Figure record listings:
---

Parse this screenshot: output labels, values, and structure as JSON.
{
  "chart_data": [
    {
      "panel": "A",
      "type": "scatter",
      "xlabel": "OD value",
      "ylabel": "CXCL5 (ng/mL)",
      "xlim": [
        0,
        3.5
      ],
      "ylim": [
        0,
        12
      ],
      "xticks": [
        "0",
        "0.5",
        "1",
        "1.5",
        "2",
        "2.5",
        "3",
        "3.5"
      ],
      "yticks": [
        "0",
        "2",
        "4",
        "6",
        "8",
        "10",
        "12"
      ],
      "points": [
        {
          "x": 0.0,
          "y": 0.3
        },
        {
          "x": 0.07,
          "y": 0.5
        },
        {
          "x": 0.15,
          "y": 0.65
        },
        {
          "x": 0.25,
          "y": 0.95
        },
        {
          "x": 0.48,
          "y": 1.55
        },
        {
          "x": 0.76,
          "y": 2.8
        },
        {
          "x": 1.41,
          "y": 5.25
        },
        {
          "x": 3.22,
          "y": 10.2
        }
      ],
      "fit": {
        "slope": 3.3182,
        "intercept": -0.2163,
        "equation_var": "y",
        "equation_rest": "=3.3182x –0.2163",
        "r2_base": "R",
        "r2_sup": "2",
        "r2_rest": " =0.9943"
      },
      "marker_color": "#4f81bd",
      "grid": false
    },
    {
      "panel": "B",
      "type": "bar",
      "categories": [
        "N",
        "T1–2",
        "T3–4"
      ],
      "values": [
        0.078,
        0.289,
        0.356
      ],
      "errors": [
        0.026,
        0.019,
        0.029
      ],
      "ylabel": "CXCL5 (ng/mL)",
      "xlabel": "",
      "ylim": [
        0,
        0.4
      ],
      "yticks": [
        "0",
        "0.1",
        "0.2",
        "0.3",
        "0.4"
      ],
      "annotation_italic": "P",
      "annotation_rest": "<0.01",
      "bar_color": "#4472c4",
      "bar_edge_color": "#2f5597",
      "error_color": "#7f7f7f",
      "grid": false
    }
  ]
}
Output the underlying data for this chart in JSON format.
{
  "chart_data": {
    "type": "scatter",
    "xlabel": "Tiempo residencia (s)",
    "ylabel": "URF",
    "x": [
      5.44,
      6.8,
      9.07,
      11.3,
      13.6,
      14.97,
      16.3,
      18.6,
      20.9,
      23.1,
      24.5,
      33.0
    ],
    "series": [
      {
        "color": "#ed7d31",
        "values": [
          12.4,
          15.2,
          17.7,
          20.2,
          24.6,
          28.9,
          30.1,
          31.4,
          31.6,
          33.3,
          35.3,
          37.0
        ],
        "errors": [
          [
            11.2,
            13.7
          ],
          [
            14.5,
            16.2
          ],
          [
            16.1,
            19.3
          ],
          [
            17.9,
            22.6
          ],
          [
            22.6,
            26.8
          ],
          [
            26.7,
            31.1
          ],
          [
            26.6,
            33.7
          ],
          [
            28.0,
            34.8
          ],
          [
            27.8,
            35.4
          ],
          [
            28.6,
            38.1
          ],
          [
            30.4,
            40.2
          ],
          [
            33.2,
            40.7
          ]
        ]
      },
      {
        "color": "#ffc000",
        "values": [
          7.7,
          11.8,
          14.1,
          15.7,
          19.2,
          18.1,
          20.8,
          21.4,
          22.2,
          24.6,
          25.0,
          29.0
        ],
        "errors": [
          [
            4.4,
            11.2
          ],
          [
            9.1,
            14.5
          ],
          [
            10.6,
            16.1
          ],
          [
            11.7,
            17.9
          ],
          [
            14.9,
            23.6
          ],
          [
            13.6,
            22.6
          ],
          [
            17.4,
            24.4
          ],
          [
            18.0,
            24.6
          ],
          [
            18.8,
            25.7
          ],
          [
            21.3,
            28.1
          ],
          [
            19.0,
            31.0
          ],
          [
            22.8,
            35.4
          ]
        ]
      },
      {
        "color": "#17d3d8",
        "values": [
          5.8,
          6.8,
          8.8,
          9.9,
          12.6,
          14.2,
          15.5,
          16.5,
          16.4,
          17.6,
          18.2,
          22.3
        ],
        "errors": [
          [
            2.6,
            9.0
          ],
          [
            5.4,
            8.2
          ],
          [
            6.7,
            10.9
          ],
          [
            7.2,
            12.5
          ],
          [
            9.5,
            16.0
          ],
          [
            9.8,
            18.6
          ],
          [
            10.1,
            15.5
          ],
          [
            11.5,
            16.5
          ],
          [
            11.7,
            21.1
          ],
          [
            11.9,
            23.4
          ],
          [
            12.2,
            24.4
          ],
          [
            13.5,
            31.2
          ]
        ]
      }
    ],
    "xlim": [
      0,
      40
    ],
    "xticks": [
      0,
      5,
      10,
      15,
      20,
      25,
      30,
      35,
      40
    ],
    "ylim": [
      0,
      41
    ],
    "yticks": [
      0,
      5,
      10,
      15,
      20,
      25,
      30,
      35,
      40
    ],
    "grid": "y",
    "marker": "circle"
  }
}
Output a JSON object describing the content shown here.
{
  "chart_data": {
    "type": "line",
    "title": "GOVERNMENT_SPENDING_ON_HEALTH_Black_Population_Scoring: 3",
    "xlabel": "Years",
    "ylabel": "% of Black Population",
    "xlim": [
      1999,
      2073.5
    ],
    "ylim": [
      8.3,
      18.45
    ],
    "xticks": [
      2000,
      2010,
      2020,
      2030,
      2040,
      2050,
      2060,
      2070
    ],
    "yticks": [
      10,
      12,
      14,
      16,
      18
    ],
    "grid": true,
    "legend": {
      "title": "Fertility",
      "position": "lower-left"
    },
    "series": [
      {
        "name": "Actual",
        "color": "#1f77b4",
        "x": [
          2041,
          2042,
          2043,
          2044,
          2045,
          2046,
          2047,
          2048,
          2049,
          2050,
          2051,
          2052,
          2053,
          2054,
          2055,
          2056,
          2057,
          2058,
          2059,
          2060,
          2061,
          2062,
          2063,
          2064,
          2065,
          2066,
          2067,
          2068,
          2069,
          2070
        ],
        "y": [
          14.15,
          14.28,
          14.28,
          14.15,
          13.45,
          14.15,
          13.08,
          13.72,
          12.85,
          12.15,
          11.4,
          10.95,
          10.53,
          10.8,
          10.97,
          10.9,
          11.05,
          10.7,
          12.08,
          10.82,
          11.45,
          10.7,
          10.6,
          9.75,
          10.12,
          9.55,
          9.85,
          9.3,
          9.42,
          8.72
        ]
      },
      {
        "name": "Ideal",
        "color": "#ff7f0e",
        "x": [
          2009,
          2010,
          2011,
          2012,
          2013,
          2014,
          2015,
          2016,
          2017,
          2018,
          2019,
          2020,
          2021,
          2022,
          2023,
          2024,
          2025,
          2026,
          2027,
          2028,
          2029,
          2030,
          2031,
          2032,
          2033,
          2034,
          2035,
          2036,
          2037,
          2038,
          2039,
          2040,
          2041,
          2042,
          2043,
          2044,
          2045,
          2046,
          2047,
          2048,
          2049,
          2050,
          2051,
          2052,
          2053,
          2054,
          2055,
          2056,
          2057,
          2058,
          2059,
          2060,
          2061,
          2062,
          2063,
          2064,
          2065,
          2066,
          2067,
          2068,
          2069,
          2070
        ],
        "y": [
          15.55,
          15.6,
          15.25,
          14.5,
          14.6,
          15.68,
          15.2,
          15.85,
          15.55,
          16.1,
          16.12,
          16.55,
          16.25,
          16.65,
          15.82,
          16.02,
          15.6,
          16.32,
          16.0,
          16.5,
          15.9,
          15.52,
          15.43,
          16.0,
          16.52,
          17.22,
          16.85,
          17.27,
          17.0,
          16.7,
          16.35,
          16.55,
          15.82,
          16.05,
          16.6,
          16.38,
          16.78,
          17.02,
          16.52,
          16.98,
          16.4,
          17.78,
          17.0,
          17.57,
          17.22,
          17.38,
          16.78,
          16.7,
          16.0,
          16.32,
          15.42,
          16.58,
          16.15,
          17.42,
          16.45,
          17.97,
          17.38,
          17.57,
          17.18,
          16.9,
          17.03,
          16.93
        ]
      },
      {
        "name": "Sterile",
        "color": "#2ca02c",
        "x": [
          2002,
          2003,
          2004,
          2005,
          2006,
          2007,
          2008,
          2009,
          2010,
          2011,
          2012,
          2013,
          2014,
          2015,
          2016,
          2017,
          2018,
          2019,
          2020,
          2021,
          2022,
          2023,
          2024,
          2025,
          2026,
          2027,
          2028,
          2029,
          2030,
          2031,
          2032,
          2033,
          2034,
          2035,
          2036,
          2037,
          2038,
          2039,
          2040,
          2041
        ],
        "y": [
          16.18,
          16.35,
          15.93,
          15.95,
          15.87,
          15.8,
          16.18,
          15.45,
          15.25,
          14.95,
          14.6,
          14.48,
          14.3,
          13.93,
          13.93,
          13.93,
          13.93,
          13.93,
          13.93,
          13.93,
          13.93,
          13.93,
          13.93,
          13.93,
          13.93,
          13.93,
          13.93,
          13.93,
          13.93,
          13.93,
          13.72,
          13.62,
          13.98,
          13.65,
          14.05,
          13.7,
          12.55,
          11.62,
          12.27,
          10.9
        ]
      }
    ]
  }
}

---

## Work required
Using the listing above, pull out all lines that hold the word "type".

## Expected answer
      "type": "scatter",
      "type": "bar",
    "type": "scatter",
    "type": "line",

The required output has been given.